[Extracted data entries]
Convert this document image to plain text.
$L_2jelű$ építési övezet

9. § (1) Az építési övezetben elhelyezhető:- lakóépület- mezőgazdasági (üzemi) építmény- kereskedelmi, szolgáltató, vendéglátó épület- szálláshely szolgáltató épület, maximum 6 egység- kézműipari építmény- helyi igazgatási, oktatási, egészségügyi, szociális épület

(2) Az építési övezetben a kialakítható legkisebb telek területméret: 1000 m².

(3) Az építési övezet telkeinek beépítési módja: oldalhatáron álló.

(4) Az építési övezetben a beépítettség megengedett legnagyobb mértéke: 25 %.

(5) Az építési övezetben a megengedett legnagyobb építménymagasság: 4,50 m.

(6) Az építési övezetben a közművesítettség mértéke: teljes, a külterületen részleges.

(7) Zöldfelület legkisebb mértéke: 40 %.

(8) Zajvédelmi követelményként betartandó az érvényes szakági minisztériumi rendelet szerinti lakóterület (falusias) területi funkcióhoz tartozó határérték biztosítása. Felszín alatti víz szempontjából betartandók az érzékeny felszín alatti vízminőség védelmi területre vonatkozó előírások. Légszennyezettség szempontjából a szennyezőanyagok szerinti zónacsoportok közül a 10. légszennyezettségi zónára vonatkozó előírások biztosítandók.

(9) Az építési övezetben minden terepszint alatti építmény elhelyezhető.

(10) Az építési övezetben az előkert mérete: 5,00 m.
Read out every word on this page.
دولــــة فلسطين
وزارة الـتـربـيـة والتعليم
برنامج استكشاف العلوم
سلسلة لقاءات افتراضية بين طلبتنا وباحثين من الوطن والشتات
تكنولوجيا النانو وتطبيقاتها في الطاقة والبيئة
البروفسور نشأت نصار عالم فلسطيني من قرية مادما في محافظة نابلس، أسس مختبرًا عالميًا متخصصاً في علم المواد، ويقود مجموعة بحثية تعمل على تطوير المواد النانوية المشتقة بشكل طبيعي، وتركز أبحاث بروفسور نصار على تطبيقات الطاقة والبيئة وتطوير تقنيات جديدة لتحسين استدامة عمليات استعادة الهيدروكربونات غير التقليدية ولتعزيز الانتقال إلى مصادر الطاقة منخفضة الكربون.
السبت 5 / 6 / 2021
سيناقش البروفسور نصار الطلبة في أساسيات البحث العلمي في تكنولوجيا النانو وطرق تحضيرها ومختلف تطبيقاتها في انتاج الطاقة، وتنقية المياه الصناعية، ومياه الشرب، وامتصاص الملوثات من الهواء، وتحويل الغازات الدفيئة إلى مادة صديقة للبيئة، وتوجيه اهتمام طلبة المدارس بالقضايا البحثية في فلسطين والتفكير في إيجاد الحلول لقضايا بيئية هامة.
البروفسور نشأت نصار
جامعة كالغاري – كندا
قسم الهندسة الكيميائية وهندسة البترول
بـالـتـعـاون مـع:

**WHAT IS EXPECTED**
From the records above, extract each line exactly as shown.

**FINISHED EXERCISE**
Convert this document image to plain text.
$L_2jelű$ építési övezet

9. § (1) Az építési övezetben elhelyezhető:- lakóépület- mezőgazdasági (üzemi) építmény- kereskedelmi, szolgáltató, vendéglátó épület- szálláshely szolgáltató épület, maximum 6 egység- kézműipari építmény- helyi igazgatási, oktatási, egészségügyi, szociális épület

(2) Az építési övezetben a kialakítható legkisebb telek területméret: 1000 m².

(3) Az építési övezet telkeinek beépítési módja: oldalhatáron álló.

(4) Az építési övezetben a beépítettség megengedett legnagyobb mértéke: 25 %.

(5) Az építési övezetben a megengedett legnagyobb építménymagasság: 4,50 m.

(6) Az építési övezetben a közművesítettség mértéke: teljes, a külterületen részleges.

(7) Zöldfelület legkisebb mértéke: 40 %.

(8) Zajvédelmi követelményként betartandó az érvényes szakági minisztériumi rendelet szerinti lakóterület (falusias) területi funkcióhoz tartozó határérték biztosítása. Felszín alatti víz szempontjából betartandók az érzékeny felszín alatti vízminőség védelmi területre vonatkozó előírások. Légszennyezettség szempontjából a szennyezőanyagok szerinti zónacsoportok közül a 10. légszennyezettségi zónára vonatkozó előírások biztosítandók.

(9) Az építési övezetben minden terepszint alatti építmény elhelyezhető.

(10) Az építési övezetben az előkert mérete: 5,00 m.
Read out every word on this page.
دولــــة فلسطين
وزارة الـتـربـيـة والتعليم
برنامج استكشاف العلوم
سلسلة لقاءات افتراضية بين طلبتنا وباحثين من الوطن والشتات
تكنولوجيا النانو وتطبيقاتها في الطاقة والبيئة
البروفسور نشأت نصار عالم فلسطيني من قرية مادما في محافظة نابلس، أسس مختبرًا عالميًا متخصصاً في علم المواد، ويقود مجموعة بحثية تعمل على تطوير المواد النانوية المشتقة بشكل طبيعي، وتركز أبحاث بروفسور نصار على تطبيقات الطاقة والبيئة وتطوير تقنيات جديدة لتحسين استدامة عمليات استعادة الهيدروكربونات غير التقليدية ولتعزيز الانتقال إلى مصادر الطاقة منخفضة الكربون.
السبت 5 / 6 / 2021
سيناقش البروفسور نصار الطلبة في أساسيات البحث العلمي في تكنولوجيا النانو وطرق تحضيرها ومختلف تطبيقاتها في انتاج الطاقة، وتنقية المياه الصناعية، ومياه الشرب، وامتصاص الملوثات من الهواء، وتحويل الغازات الدفيئة إلى مادة صديقة للبيئة، وتوجيه اهتمام طلبة المدارس بالقضايا البحثية في فلسطين والتفكير في إيجاد الحلول لقضايا بيئية هامة.
البروفسور نشأت نصار
جامعة كالغاري – كندا
قسم الهندسة الكيميائية وهندسة البترول
بـالـتـعـاون مـع:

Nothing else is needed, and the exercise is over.